Argued August 6, 1984.
Decided November 27, 1984.
William R. Norfolk, (argued), H. Rodgin Cohen, Michael Straus, Marcy Engel, Sullivan Cromwell, New York City, Frank L. Bate, Shanley Fisher, P.C., Newark, N.J., Martin G. McGuinn, Pittsburgh, Pa., for petitioners.
J. Virgil Mattingly, Jr. (argued), Richard M. Ashton, Bd. of Governors of the Federal Reserve System, Washington, D.C., for respondent.
Irwin I. Kimmelman, Dominick A. Mazzagetti, Robert M. Jaworski (argued), Trenton, N.J., for intervenor.
Petition for review from the Board of Governors of the Federal Reserve System.
Before SEITZ, GIBBONS and HUNTER, Circuit Judges.
OPINION OF THE COURT
Girard Bank ("Girard"), Heritage Bank National Corporation ("Heritage"), Mellon National Corporation ("Mellon"), and Heritage Bancorporation ("Bancorp") petition for review of an order of the Board of Governors of the Federal Reserve System (the "Board"). This court has jurisdiction to review the Board's order pursuant to 12 U.S.C. § 1848.
Heritage is a national bank that has ninety branches in New Jersey and one branch in Pennsylvania. It is owned by Bancorp, a bank holding company principally conducting its operations in New Jersey.
Heritage was engaged in interstate branch banking prior to 1927, the effective date of the McFadden Act, 12 U.S.C. § 36. The McFadden Act, as a general matter, confined national banks to intrastate branching. Heritage is one of only two national banks, however, that had branch banks in more than one state prior to the Act, and were permitted to maintain interstate branches under the Act's "grandfather clause."
Girard is a Pennsylvania state-chartered bank. It is owned by Mellon, a bank holding company that does not conduct business in New Jersey.
Girard, Heritage, Mellon, and Bancorp ("Petitioners") entered into a merger agreement. For present purposes, we may characterize the merger as a two-stage transaction. First, Girard would merge into Heritage, with Heritage as the resulting bank. Girard stock, owned by Mellon, would be converted into and exchanged for newly issued Heritage stock. At the same time, the Heritage stock owned by Bancorp would be cancelled, leaving Heritage as a wholly owned subsidiary of Mellon. Second, Bancorp would be merged into Mellon. The shares of Bancorp would be converted into a right to receive Mellon securities or cash.
Because Heritage is a national bank, petitioners filed an application with the Comptroller of the Currency of the United States (the "Comptroller") for approval of the Girard-Heritage merger under the McFadden Act. In addition, the Board requested that the petitioners file an application for approval of the entire two-stage transaction under the Bank Holding Company Act, which regulates the ownership of banks. 12 U.S.C. §§ 1841-50. Petitioners, reserving an objection to the Board's exercise of jurisdiction, complied with the Board's request. Ultimately, the Comptroller approved the Girard-Heritage merger, but the Board denied approval of the entire two-stage transaction, holding that it was prohibited by the Douglas Amendment to the Bank Holding Company Act, 12 U.S.C. § 1842(d). Only the Board's order denying approval of the two-stage merger agreement is before this court on petition for review.

(STORED DATA):
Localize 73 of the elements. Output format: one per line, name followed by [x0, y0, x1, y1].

(WORK INSTRUCTIONS): Name each of the parties that petition for review in the court opinion, giving both the full name and the short name the opinion assigns to each.

(EXPECTED ANSWER):
Girard Bank ("Girard")
Heritage Bank National Corporation ("Heritage")
Mellon National Corporation ("Mellon")
Heritage Bancorporation ("Bancorp")